*WRITTEN INSTRUCTION*. Gather each line containing the string "JSON" from these entries.

Dataset excerpts
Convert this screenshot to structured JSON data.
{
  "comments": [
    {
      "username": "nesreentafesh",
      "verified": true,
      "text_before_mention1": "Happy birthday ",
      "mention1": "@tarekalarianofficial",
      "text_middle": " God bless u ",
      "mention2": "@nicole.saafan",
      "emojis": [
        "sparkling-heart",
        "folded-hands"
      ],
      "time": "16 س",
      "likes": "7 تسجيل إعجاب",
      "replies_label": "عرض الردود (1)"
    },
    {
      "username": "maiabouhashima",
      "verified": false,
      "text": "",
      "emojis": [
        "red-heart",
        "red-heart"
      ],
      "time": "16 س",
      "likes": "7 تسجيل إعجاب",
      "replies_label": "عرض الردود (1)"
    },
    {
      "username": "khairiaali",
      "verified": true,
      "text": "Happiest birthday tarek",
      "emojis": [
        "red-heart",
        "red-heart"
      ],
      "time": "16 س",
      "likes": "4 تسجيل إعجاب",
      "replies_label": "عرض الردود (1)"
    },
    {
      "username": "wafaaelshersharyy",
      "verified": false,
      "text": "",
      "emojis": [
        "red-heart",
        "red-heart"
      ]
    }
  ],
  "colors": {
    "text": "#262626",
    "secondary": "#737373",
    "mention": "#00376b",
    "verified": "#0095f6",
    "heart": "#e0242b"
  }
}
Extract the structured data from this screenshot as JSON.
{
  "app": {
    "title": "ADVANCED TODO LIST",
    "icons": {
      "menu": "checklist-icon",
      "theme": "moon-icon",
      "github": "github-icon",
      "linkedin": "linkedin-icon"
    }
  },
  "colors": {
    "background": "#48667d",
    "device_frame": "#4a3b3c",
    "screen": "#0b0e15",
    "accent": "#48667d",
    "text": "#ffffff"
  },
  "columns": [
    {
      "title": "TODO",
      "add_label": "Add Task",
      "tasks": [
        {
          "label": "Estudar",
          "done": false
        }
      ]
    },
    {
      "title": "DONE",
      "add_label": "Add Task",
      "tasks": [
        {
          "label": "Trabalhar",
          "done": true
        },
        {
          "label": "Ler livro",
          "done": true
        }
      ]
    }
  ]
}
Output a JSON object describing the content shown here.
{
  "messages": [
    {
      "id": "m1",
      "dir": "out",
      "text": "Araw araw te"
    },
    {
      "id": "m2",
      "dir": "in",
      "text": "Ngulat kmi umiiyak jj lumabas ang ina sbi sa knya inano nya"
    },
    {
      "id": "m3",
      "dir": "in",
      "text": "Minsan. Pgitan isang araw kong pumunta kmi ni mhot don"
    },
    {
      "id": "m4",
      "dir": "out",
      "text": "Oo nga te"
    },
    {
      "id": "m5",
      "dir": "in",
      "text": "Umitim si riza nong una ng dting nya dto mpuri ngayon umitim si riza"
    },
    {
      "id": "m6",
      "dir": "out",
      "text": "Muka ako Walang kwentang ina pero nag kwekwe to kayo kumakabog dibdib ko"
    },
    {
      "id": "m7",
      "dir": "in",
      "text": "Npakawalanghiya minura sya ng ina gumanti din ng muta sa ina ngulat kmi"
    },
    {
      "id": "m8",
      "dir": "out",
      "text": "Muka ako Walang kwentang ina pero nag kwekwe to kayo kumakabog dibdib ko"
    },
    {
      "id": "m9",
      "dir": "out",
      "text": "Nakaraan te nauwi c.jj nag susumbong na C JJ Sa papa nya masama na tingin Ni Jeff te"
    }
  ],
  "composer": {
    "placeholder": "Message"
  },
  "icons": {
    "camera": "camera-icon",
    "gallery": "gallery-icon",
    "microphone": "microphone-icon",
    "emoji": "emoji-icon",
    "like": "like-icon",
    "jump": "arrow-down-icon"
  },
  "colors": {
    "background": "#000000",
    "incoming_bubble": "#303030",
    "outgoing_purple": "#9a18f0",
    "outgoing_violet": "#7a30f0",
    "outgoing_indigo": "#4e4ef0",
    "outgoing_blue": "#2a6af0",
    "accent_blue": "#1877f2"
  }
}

*SOLUTION TO THE PROBLEM*.
Convert this screenshot to structured JSON data.
Extract the structured data from this screenshot as JSON.
Output a JSON object describing the content shown here.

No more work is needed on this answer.